DATA EXTRACT:

···

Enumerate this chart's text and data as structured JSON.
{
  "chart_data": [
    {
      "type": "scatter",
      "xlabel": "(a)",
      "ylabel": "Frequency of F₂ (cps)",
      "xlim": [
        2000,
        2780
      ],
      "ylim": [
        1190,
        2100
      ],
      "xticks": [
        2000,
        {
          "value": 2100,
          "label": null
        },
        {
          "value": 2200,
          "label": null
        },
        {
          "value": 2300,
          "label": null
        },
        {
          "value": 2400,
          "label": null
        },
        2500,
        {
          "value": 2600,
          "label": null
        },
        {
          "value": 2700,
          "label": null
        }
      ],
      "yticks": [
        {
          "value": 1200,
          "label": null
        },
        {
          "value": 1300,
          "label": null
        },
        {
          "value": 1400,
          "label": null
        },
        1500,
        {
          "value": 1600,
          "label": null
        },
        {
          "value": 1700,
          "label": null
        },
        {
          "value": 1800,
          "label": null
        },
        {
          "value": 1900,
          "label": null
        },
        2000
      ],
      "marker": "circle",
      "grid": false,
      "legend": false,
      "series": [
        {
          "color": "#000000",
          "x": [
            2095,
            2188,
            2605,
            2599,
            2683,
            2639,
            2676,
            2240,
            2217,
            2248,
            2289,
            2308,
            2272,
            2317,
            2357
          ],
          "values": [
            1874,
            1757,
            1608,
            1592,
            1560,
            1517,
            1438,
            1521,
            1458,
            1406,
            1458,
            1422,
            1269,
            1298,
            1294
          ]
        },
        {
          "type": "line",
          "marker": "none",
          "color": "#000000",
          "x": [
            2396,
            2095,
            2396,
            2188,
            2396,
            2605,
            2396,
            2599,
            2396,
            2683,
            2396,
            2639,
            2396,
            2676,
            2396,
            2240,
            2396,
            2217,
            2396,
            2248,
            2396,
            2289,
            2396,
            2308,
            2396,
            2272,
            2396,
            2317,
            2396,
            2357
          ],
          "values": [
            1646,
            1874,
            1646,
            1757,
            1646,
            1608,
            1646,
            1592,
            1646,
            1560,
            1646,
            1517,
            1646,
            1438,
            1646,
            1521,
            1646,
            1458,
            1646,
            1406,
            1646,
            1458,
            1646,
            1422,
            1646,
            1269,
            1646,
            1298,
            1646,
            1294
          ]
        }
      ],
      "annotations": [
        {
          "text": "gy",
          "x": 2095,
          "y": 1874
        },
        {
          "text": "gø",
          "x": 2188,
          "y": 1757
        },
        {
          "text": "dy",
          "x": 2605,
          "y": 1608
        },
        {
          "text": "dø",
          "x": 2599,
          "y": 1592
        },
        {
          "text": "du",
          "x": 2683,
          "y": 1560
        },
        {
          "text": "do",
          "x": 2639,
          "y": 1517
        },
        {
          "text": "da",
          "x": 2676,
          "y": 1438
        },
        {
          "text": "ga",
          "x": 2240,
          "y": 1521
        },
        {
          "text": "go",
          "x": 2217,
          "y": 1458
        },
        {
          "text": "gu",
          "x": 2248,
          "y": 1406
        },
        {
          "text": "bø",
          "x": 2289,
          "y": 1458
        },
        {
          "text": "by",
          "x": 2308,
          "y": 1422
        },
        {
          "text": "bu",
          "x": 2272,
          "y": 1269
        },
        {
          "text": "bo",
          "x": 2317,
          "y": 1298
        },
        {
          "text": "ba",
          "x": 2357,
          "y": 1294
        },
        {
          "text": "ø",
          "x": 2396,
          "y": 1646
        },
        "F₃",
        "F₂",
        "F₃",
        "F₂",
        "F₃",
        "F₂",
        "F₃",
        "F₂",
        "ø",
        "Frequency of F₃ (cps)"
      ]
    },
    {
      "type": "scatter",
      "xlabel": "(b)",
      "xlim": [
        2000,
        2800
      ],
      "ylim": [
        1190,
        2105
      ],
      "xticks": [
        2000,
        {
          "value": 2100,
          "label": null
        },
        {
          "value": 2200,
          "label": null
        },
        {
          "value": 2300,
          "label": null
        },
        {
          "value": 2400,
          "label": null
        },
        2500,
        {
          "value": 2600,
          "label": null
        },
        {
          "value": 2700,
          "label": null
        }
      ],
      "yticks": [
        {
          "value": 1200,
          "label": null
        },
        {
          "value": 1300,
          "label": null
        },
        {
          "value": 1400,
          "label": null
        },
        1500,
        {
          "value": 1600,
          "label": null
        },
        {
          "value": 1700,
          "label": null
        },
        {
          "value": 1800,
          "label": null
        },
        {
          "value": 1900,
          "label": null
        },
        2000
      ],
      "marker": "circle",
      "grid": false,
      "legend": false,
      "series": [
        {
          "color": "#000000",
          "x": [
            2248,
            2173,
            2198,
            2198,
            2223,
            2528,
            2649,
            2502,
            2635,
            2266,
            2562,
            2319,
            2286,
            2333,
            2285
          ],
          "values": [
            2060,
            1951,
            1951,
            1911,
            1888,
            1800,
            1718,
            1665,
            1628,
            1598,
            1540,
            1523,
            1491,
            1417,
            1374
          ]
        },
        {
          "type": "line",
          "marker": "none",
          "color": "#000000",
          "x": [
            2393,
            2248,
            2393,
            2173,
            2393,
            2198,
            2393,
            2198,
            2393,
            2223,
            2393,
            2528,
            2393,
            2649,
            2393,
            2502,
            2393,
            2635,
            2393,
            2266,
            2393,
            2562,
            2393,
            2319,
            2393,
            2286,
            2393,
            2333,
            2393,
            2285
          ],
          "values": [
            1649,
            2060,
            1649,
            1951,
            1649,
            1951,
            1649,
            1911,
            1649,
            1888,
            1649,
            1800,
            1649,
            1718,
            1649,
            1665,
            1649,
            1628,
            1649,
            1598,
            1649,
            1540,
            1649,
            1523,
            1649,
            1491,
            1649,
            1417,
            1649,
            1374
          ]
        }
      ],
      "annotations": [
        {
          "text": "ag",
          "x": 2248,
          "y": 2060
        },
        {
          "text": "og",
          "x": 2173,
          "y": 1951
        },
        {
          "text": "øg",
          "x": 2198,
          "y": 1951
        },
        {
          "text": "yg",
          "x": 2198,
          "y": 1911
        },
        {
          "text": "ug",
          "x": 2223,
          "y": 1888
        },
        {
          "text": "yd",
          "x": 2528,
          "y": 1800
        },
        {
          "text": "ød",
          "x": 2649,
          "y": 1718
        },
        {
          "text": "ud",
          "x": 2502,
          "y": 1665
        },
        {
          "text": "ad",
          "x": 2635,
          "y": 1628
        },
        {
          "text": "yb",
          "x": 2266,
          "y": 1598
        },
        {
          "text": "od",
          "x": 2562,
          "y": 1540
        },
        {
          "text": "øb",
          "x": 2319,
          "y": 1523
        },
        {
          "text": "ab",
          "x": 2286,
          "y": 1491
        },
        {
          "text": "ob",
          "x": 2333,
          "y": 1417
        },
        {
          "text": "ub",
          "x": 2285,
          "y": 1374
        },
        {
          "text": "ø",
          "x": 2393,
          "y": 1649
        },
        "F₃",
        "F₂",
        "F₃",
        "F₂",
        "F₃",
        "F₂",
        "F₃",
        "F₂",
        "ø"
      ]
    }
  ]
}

···

TASK DETAILS:
Write each line above out exactly.

ANSWER BELOW:
Enumerate this chart's text and data as structured JSON.
{
  "chart_data": [
    {
      "type": "scatter",
      "xlabel": "(a)",
      "ylabel": "Frequency of F₂ (cps)",
      "xlim": [
        2000,
        2780
      ],
      "ylim": [
        1190,
        2100
      ],
      "xticks": [
        2000,
        {
          "value": 2100,
          "label": null
        },
        {
          "value": 2200,
          "label": null
        },
        {
          "value": 2300,
          "label": null
        },
        {
          "value": 2400,
          "label": null
        },
        2500,
        {
          "value": 2600,
          "label": null
        },
        {
          "value": 2700,
          "label": null
        }
      ],
      "yticks": [
        {
          "value": 1200,
          "label": null
        },
        {
          "value": 1300,
          "label": null
        },
        {
          "value": 1400,
          "label": null
        },
        1500,
        {
          "value": 1600,
          "label": null
        },
        {
          "value": 1700,
          "label": null
        },
        {
          "value": 1800,
          "label": null
        },
        {
          "value": 1900,
          "label": null
        },
        2000
      ],
      "marker": "circle",
      "grid": false,
      "legend": false,
      "series": [
        {
          "color": "#000000",
          "x": [
            2095,
            2188,
            2605,
            2599,
            2683,
            2639,
            2676,
            2240,
            2217,
            2248,
            2289,
            2308,
            2272,
            2317,
            2357
          ],
          "values": [
            1874,
            1757,
            1608,
            1592,
            1560,
            1517,
            1438,
            1521,
            1458,
            1406,
            1458,
            1422,
            1269,
            1298,
            1294
          ]
        },
        {
          "type": "line",
          "marker": "none",
          "color": "#000000",
          "x": [
            2396,
            2095,
            2396,
            2188,
            2396,
            2605,
            2396,
            2599,
            2396,
            2683,
            2396,
            2639,
            2396,
            2676,
            2396,
            2240,
            2396,
            2217,
            2396,
            2248,
            2396,
            2289,
            2396,
            2308,
            2396,
            2272,
            2396,
            2317,
            2396,
            2357
          ],
          "values": [
            1646,
            1874,
            1646,
            1757,
            1646,
            1608,
            1646,
            1592,
            1646,
            1560,
            1646,
            1517,
            1646,
            1438,
            1646,
            1521,
            1646,
            1458,
            1646,
            1406,
            1646,
            1458,
            1646,
            1422,
            1646,
            1269,
            1646,
            1298,
            1646,
            1294
          ]
        }
      ],
      "annotations": [
        {
          "text": "gy",
          "x": 2095,
          "y": 1874
        },
        {
          "text": "gø",
          "x": 2188,
          "y": 1757
        },
        {
          "text": "dy",
          "x": 2605,
          "y": 1608
        },
        {
          "text": "dø",
          "x": 2599,
          "y": 1592
        },
        {
          "text": "du",
          "x": 2683,
          "y": 1560
        },
        {
          "text": "do",
          "x": 2639,
          "y": 1517
        },
        {
          "text": "da",
          "x": 2676,
          "y": 1438
        },
        {
          "text": "ga",
          "x": 2240,
          "y": 1521
        },
        {
          "text": "go",
          "x": 2217,
          "y": 1458
        },
        {
          "text": "gu",
          "x": 2248,
          "y": 1406
        },
        {
          "text": "bø",
          "x": 2289,
          "y": 1458
        },
        {
          "text": "by",
          "x": 2308,
          "y": 1422
        },
        {
          "text": "bu",
          "x": 2272,
          "y": 1269
        },
        {
          "text": "bo",
          "x": 2317,
          "y": 1298
        },
        {
          "text": "ba",
          "x": 2357,
          "y": 1294
        },
        {
          "text": "ø",
          "x": 2396,
          "y": 1646
        },
        "F₃",
        "F₂",
        "F₃",
        "F₂",
        "F₃",
        "F₂",
        "F₃",
        "F₂",
        "ø",
        "Frequency of F₃ (cps)"
      ]
    },
    {
      "type": "scatter",
      "xlabel": "(b)",
      "xlim": [
        2000,
        2800
      ],
      "ylim": [
        1190,
        2105
      ],
      "xticks": [
        2000,
        {
          "value": 2100,
          "label": null
        },
        {
          "value": 2200,
          "label": null
        },
        {
          "value": 2300,
          "label": null
        },
        {
          "value": 2400,
          "label": null
        },
        2500,
        {
          "value": 2600,
          "label": null
        },
        {
          "value": 2700,
          "label": null
        }
      ],
      "yticks": [
        {
          "value": 1200,
          "label": null
        },
        {
          "value": 1300,
          "label": null
        },
        {
          "value": 1400,
          "label": null
        },
        1500,
        {
          "value": 1600,
          "label": null
        },
        {
          "value": 1700,
          "label": null
        },
        {
          "value": 1800,
          "label": null
        },
        {
          "value": 1900,
          "label": null
        },
        2000
      ],
      "marker": "circle",
      "grid": false,
      "legend": false,
      "series": [
        {
          "color": "#000000",
          "x": [
            2248,
            2173,
            2198,
            2198,
            2223,
            2528,
            2649,
            2502,
            2635,
            2266,
            2562,
            2319,
            2286,
            2333,
            2285
          ],
          "values": [
            2060,
            1951,
            1951,
            1911,
            1888,
            1800,
            1718,
            1665,
            1628,
            1598,
            1540,
            1523,
            1491,
            1417,
            1374
          ]
        },
        {
          "type": "line",
          "marker": "none",
          "color": "#000000",
          "x": [
            2393,
            2248,
            2393,
            2173,
            2393,
            2198,
            2393,
            2198,
            2393,
            2223,
            2393,
            2528,
            2393,
            2649,
            2393,
            2502,
            2393,
            2635,
            2393,
            2266,
            2393,
            2562,
            2393,
            2319,
            2393,
            2286,
            2393,
            2333,
            2393,
            2285
          ],
          "values": [
            1649,
            2060,
            1649,
            1951,
            1649,
            1951,
            1649,
            1911,
            1649,
            1888,
            1649,
            1800,
            1649,
            1718,
            1649,
            1665,
            1649,
            1628,
            1649,
            1598,
            1649,
            1540,
            1649,
            1523,
            1649,
            1491,
            1649,
            1417,
            1649,
            1374
          ]
        }
      ],
      "annotations": [
        {
          "text": "ag",
          "x": 2248,
          "y": 2060
        },
        {
          "text": "og",
          "x": 2173,
          "y": 1951
        },
        {
          "text": "øg",
          "x": 2198,
          "y": 1951
        },
        {
          "text": "yg",
          "x": 2198,
          "y": 1911
        },
        {
          "text": "ug",
          "x": 2223,
          "y": 1888
        },
        {
          "text": "yd",
          "x": 2528,
          "y": 1800
        },
        {
          "text": "ød",
          "x": 2649,
          "y": 1718
        },
        {
          "text": "ud",
          "x": 2502,
          "y": 1665
        },
        {
          "text": "ad",
          "x": 2635,
          "y": 1628
        },
        {
          "text": "yb",
          "x": 2266,
          "y": 1598
        },
        {
          "text": "od",
          "x": 2562,
          "y": 1540
        },
        {
          "text": "øb",
          "x": 2319,
          "y": 1523
        },
        {
          "text": "ab",
          "x": 2286,
          "y": 1491
        },
        {
          "text": "ob",
          "x": 2333,
          "y": 1417
        },
        {
          "text": "ub",
          "x": 2285,
          "y": 1374
        },
        {
          "text": "ø",
          "x": 2393,
          "y": 1649
        },
        "F₃",
        "F₂",
        "F₃",
        "F₂",
        "F₃",
        "F₂",
        "F₃",
        "F₂",
        "ø"
      ]
    }
  ]
}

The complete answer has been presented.